## EXERCISE DETAILS
Write the data out again exactly, with no pictures.

══════════

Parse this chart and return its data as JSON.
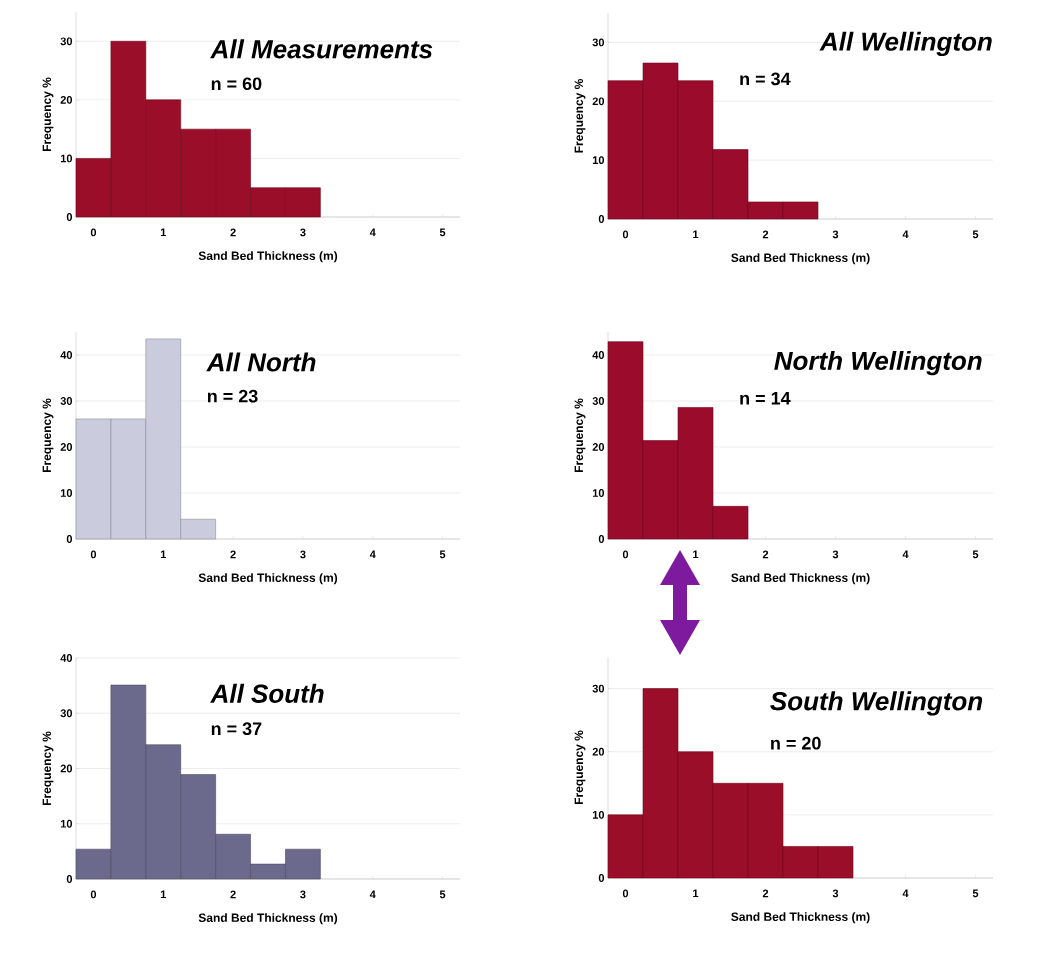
{
  "chart_data": [
    {
      "type": "histogram",
      "title": "All Measurements",
      "subtitle": "n = 60",
      "xlabel": "Sand Bed Thickness (m)",
      "ylabel": "Frequency %",
      "bins": [
        -0.25,
        0.25,
        0.75,
        1.25,
        1.75,
        2.25,
        2.75,
        3.25
      ],
      "values": [
        10,
        30,
        20,
        15,
        15,
        5,
        5
      ],
      "color": "#9a0e2a",
      "xlim": [
        -0.25,
        5.25
      ],
      "ylim": [
        0,
        35
      ],
      "xticks": [
        0,
        1,
        2,
        3,
        4,
        5
      ],
      "yticks": [
        0,
        10,
        20,
        30
      ],
      "grid": "y"
    },
    {
      "type": "histogram",
      "title": "All Wellington",
      "subtitle": "n = 34",
      "xlabel": "Sand Bed Thickness (m)",
      "ylabel": "Frequency %",
      "bins": [
        -0.25,
        0.25,
        0.75,
        1.25,
        1.75,
        2.25,
        2.75
      ],
      "values": [
        23.5,
        26.5,
        23.5,
        11.8,
        2.9,
        2.9
      ],
      "color": "#9b0c2c",
      "xlim": [
        -0.25,
        5.25
      ],
      "ylim": [
        0,
        35
      ],
      "xticks": [
        0,
        1,
        2,
        3,
        4,
        5
      ],
      "yticks": [
        0,
        10,
        20,
        30
      ],
      "grid": "y"
    },
    {
      "type": "histogram",
      "title": "All North",
      "subtitle": "n = 23",
      "xlabel": "Sand Bed Thickness (m)",
      "ylabel": "Frequency %",
      "bins": [
        -0.25,
        0.25,
        0.75,
        1.25,
        1.75
      ],
      "values": [
        26.1,
        26.1,
        43.5,
        4.3
      ],
      "color": "#cacbdc",
      "xlim": [
        -0.25,
        5.25
      ],
      "ylim": [
        0,
        45
      ],
      "xticks": [
        0,
        1,
        2,
        3,
        4,
        5
      ],
      "yticks": [
        0,
        10,
        20,
        30,
        40
      ],
      "grid": "y"
    },
    {
      "type": "histogram",
      "title": "North Wellington",
      "subtitle": "n = 14",
      "xlabel": "Sand Bed Thickness (m)",
      "ylabel": "Frequency %",
      "bins": [
        -0.25,
        0.25,
        0.75,
        1.25,
        1.75
      ],
      "values": [
        42.9,
        21.4,
        28.6,
        7.1
      ],
      "color": "#9b0c2c",
      "xlim": [
        -0.25,
        5.25
      ],
      "ylim": [
        0,
        45
      ],
      "xticks": [
        0,
        1,
        2,
        3,
        4,
        5
      ],
      "yticks": [
        0,
        10,
        20,
        30,
        40
      ],
      "grid": "y"
    },
    {
      "type": "histogram",
      "title": "All South",
      "subtitle": "n = 37",
      "xlabel": "Sand Bed Thickness (m)",
      "ylabel": "Frequency %",
      "bins": [
        -0.25,
        0.25,
        0.75,
        1.25,
        1.75,
        2.25,
        2.75,
        3.25
      ],
      "values": [
        5.4,
        35.1,
        24.3,
        18.9,
        8.1,
        2.7,
        5.4
      ],
      "color": "#6b6a8c",
      "xlim": [
        -0.25,
        5.25
      ],
      "ylim": [
        0,
        40
      ],
      "xticks": [
        0,
        1,
        2,
        3,
        4,
        5
      ],
      "yticks": [
        0,
        10,
        20,
        30,
        40
      ],
      "grid": "y"
    },
    {
      "type": "histogram",
      "title": "South Wellington",
      "subtitle": "n = 20",
      "xlabel": "Sand Bed Thickness (m)",
      "ylabel": "Frequency %",
      "bins": [
        -0.25,
        0.25,
        0.75,
        1.25,
        1.75,
        2.25,
        2.75,
        3.25
      ],
      "values": [
        10,
        30,
        20,
        15,
        15,
        5,
        5
      ],
      "color": "#9a0e2a",
      "xlim": [
        -0.25,
        5.25
      ],
      "ylim": [
        0,
        35
      ],
      "xticks": [
        0,
        1,
        2,
        3,
        4,
        5
      ],
      "yticks": [
        0,
        10,
        20,
        30
      ],
      "grid": "y"
    }
  ]
}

══════════

## COMPLETE OUTPUT
Parse this chart and return its data as JSON.
{
  "chart_data": [
    {
      "type": "histogram",
      "title": "All Measurements",
      "subtitle": "n = 60",
      "xlabel": "Sand Bed Thickness (m)",
      "ylabel": "Frequency %",
      "bins": [
        -0.25,
        0.25,
        0.75,
        1.25,
        1.75,
        2.25,
        2.75,
        3.25
      ],
      "values": [
        10,
        30,
        20,
        15,
        15,
        5,
        5
      ],
      "color": "#9a0e2a",
      "xlim": [
        -0.25,
        5.25
      ],
      "ylim": [
        0,
        35
      ],
      "xticks": [
        0,
        1,
        2,
        3,
        4,
        5
      ],
      "yticks": [
        0,
        10,
        20,
        30
      ],
      "grid": "y"
    },
    {
      "type": "histogram",
      "title": "All Wellington",
      "subtitle": "n = 34",
      "xlabel": "Sand Bed Thickness (m)",
      "ylabel": "Frequency %",
      "bins": [
        -0.25,
        0.25,
        0.75,
        1.25,
        1.75,
        2.25,
        2.75
      ],
      "values": [
        23.5,
        26.5,
        23.5,
        11.8,
        2.9,
        2.9
      ],
      "color": "#9b0c2c",
      "xlim": [
        -0.25,
        5.25
      ],
      "ylim": [
        0,
        35
      ],
      "xticks": [
        0,
        1,
        2,
        3,
        4,
        5
      ],
      "yticks": [
        0,
        10,
        20,
        30
      ],
      "grid": "y"
    },
    {
      "type": "histogram",
      "title": "All North",
      "subtitle": "n = 23",
      "xlabel": "Sand Bed Thickness (m)",
      "ylabel": "Frequency %",
      "bins": [
        -0.25,
        0.25,
        0.75,
        1.25,
        1.75
      ],
      "values": [
        26.1,
        26.1,
        43.5,
        4.3
      ],
      "color": "#cacbdc",
      "xlim": [
        -0.25,
        5.25
      ],
      "ylim": [
        0,
        45
      ],
      "xticks": [
        0,
        1,
        2,
        3,
        4,
        5
      ],
      "yticks": [
        0,
        10,
        20,
        30,
        40
      ],
      "grid": "y"
    },
    {
      "type": "histogram",
      "title": "North Wellington",
      "subtitle": "n = 14",
      "xlabel": "Sand Bed Thickness (m)",
      "ylabel": "Frequency %",
      "bins": [
        -0.25,
        0.25,
        0.75,
        1.25,
        1.75
      ],
      "values": [
        42.9,
        21.4,
        28.6,
        7.1
      ],
      "color": "#9b0c2c",
      "xlim": [
        -0.25,
        5.25
      ],
      "ylim": [
        0,
        45
      ],
      "xticks": [
        0,
        1,
        2,
        3,
        4,
        5
      ],
      "yticks": [
        0,
        10,
        20,
        30,
        40
      ],
      "grid": "y"
    },
    {
      "type": "histogram",
      "title": "All South",
      "subtitle": "n = 37",
      "xlabel": "Sand Bed Thickness (m)",
      "ylabel": "Frequency %",
      "bins": [
        -0.25,
        0.25,
        0.75,
        1.25,
        1.75,
        2.25,
        2.75,
        3.25
      ],
      "values": [
        5.4,
        35.1,
        24.3,
        18.9,
        8.1,
        2.7,
        5.4
      ],
      "color": "#6b6a8c",
      "xlim": [
        -0.25,
        5.25
      ],
      "ylim": [
        0,
        40
      ],
      "xticks": [
        0,
        1,
        2,
        3,
        4,
        5
      ],
      "yticks": [
        0,
        10,
        20,
        30,
        40
      ],
      "grid": "y"
    },
    {
      "type": "histogram",
      "title": "South Wellington",
      "subtitle": "n = 20",
      "xlabel": "Sand Bed Thickness (m)",
      "ylabel": "Frequency %",
      "bins": [
        -0.25,
        0.25,
        0.75,
        1.25,
        1.75,
        2.25,
        2.75,
        3.25
      ],
      "values": [
        10,
        30,
        20,
        15,
        15,
        5,
        5
      ],
      "color": "#9a0e2a",
      "xlim": [
        -0.25,
        5.25
      ],
      "ylim": [
        0,
        35
      ],
      "xticks": [
        0,
        1,
        2,
        3,
        4,
        5
      ],
      "yticks": [
        0,
        10,
        20,
        30
      ],
      "grid": "y"
    }
  ]
}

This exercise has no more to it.